Exercise details
Each record below is to be reproduced without any change.

Records for this task
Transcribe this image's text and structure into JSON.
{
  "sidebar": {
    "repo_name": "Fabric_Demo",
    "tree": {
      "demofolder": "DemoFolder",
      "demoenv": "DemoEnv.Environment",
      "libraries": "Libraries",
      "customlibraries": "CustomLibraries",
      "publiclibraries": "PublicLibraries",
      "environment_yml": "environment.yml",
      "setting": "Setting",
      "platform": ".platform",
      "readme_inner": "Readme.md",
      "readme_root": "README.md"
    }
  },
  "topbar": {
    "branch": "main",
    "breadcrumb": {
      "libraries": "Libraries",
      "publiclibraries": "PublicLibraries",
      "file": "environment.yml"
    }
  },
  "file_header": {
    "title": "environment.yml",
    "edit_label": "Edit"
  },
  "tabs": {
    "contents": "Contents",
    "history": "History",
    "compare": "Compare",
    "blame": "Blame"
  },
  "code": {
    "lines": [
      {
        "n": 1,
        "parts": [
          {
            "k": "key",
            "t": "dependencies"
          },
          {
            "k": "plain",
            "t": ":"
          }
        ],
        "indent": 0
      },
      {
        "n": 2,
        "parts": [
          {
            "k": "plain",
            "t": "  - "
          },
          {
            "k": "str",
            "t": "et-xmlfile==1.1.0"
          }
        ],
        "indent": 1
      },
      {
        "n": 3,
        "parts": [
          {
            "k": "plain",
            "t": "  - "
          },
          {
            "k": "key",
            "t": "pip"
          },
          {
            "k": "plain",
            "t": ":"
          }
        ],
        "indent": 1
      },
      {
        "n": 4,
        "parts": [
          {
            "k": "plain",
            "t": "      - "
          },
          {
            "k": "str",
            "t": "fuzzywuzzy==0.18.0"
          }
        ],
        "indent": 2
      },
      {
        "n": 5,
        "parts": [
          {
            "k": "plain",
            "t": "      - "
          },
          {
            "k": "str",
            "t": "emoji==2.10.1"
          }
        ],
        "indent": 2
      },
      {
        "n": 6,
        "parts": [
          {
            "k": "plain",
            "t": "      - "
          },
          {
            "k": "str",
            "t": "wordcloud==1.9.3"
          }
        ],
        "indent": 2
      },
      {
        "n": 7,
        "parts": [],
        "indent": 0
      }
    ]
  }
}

Expected answer
Transcribe this image's text and structure into JSON.
{
  "sidebar": {
    "repo_name": "Fabric_Demo",
    "tree": {
      "demofolder": "DemoFolder",
      "demoenv": "DemoEnv.Environment",
      "libraries": "Libraries",
      "customlibraries": "CustomLibraries",
      "publiclibraries": "PublicLibraries",
      "environment_yml": "environment.yml",
      "setting": "Setting",
      "platform": ".platform",
      "readme_inner": "Readme.md",
      "readme_root": "README.md"
    }
  },
  "topbar": {
    "branch": "main",
    "breadcrumb": {
      "libraries": "Libraries",
      "publiclibraries": "PublicLibraries",
      "file": "environment.yml"
    }
  },
  "file_header": {
    "title": "environment.yml",
    "edit_label": "Edit"
  },
  "tabs": {
    "contents": "Contents",
    "history": "History",
    "compare": "Compare",
    "blame": "Blame"
  },
  "code": {
    "lines": [
      {
        "n": 1,
        "parts": [
          {
            "k": "key",
            "t": "dependencies"
          },
          {
            "k": "plain",
            "t": ":"
          }
        ],
        "indent": 0
      },
      {
        "n": 2,
        "parts": [
          {
            "k": "plain",
            "t": "  - "
          },
          {
            "k": "str",
            "t": "et-xmlfile==1.1.0"
          }
        ],
        "indent": 1
      },
      {
        "n": 3,
        "parts": [
          {
            "k": "plain",
            "t": "  - "
          },
          {
            "k": "key",
            "t": "pip"
          },
          {
            "k": "plain",
            "t": ":"
          }
        ],
        "indent": 1
      },
      {
        "n": 4,
        "parts": [
          {
            "k": "plain",
            "t": "      - "
          },
          {
            "k": "str",
            "t": "fuzzywuzzy==0.18.0"
          }
        ],
        "indent": 2
      },
      {
        "n": 5,
        "parts": [
          {
            "k": "plain",
            "t": "      - "
          },
          {
            "k": "str",
            "t": "emoji==2.10.1"
          }
        ],
        "indent": 2
      },
      {
        "n": 6,
        "parts": [
          {
            "k": "plain",
            "t": "      - "
          },
          {
            "k": "str",
            "t": "wordcloud==1.9.3"
          }
        ],
        "indent": 2
      },
      {
        "n": 7,
        "parts": [],
        "indent": 0
      }
    ]
  }
}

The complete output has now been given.